## [Work to complete]
Copy everything in the listing below word for word, apart from any images.

******************************

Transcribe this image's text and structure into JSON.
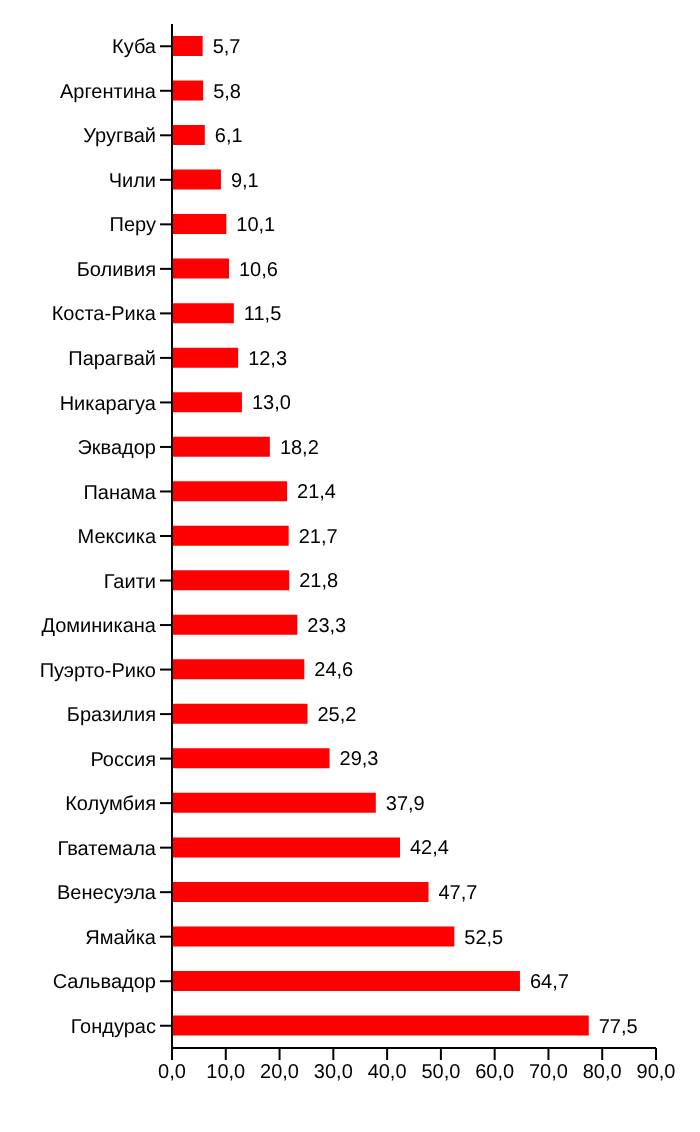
{
  "chart_data": {
    "type": "bar",
    "orientation": "horizontal",
    "categories": [
      "Куба",
      "Аргентина",
      "Уругвай",
      "Чили",
      "Перу",
      "Боливия",
      "Коста-Рика",
      "Парагвай",
      "Никарагуа",
      "Эквадор",
      "Панама",
      "Мексика",
      "Гаити",
      "Доминикана",
      "Пуэрто-Рико",
      "Бразилия",
      "Россия",
      "Колумбия",
      "Гватемала",
      "Венесуэла",
      "Ямайка",
      "Сальвадор",
      "Гондурас"
    ],
    "values": [
      5.7,
      5.8,
      6.1,
      9.1,
      10.1,
      10.6,
      11.5,
      12.3,
      13.0,
      18.2,
      21.4,
      21.7,
      21.8,
      23.3,
      24.6,
      25.2,
      29.3,
      37.9,
      42.4,
      47.7,
      52.5,
      64.7,
      77.5
    ],
    "value_labels": [
      "5,7",
      "5,8",
      "6,1",
      "9,1",
      "10,1",
      "10,6",
      "11,5",
      "12,3",
      "13,0",
      "18,2",
      "21,4",
      "21,7",
      "21,8",
      "23,3",
      "24,6",
      "25,2",
      "29,3",
      "37,9",
      "42,4",
      "47,7",
      "52,5",
      "64,7",
      "77,5"
    ],
    "color": "#ff0000",
    "xlim": [
      0,
      90
    ],
    "xticks": [
      {
        "value": 0,
        "label": "0,0"
      },
      {
        "value": 10,
        "label": "10,0"
      },
      {
        "value": 20,
        "label": "20,0"
      },
      {
        "value": 30,
        "label": "30,0"
      },
      {
        "value": 40,
        "label": "40,0"
      },
      {
        "value": 50,
        "label": "50,0"
      },
      {
        "value": 60,
        "label": "60,0"
      },
      {
        "value": 70,
        "label": "70,0"
      },
      {
        "value": 80,
        "label": "80,0"
      },
      {
        "value": 90,
        "label": "90,0"
      }
    ],
    "grid": false,
    "legend": false
  }
}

******************************

## [Written reply]
Transcribe this image's text and structure into JSON.
{
  "chart_data": {
    "type": "bar",
    "orientation": "horizontal",
    "categories": [
      "Куба",
      "Аргентина",
      "Уругвай",
      "Чили",
      "Перу",
      "Боливия",
      "Коста-Рика",
      "Парагвай",
      "Никарагуа",
      "Эквадор",
      "Панама",
      "Мексика",
      "Гаити",
      "Доминикана",
      "Пуэрто-Рико",
      "Бразилия",
      "Россия",
      "Колумбия",
      "Гватемала",
      "Венесуэла",
      "Ямайка",
      "Сальвадор",
      "Гондурас"
    ],
    "values": [
      5.7,
      5.8,
      6.1,
      9.1,
      10.1,
      10.6,
      11.5,
      12.3,
      13.0,
      18.2,
      21.4,
      21.7,
      21.8,
      23.3,
      24.6,
      25.2,
      29.3,
      37.9,
      42.4,
      47.7,
      52.5,
      64.7,
      77.5
    ],
    "value_labels": [
      "5,7",
      "5,8",
      "6,1",
      "9,1",
      "10,1",
      "10,6",
      "11,5",
      "12,3",
      "13,0",
      "18,2",
      "21,4",
      "21,7",
      "21,8",
      "23,3",
      "24,6",
      "25,2",
      "29,3",
      "37,9",
      "42,4",
      "47,7",
      "52,5",
      "64,7",
      "77,5"
    ],
    "color": "#ff0000",
    "xlim": [
      0,
      90
    ],
    "xticks": [
      {
        "value": 0,
        "label": "0,0"
      },
      {
        "value": 10,
        "label": "10,0"
      },
      {
        "value": 20,
        "label": "20,0"
      },
      {
        "value": 30,
        "label": "30,0"
      },
      {
        "value": 40,
        "label": "40,0"
      },
      {
        "value": 50,
        "label": "50,0"
      },
      {
        "value": 60,
        "label": "60,0"
      },
      {
        "value": 70,
        "label": "70,0"
      },
      {
        "value": 80,
        "label": "80,0"
      },
      {
        "value": 90,
        "label": "90,0"
      }
    ],
    "grid": false,
    "legend": false
  }
}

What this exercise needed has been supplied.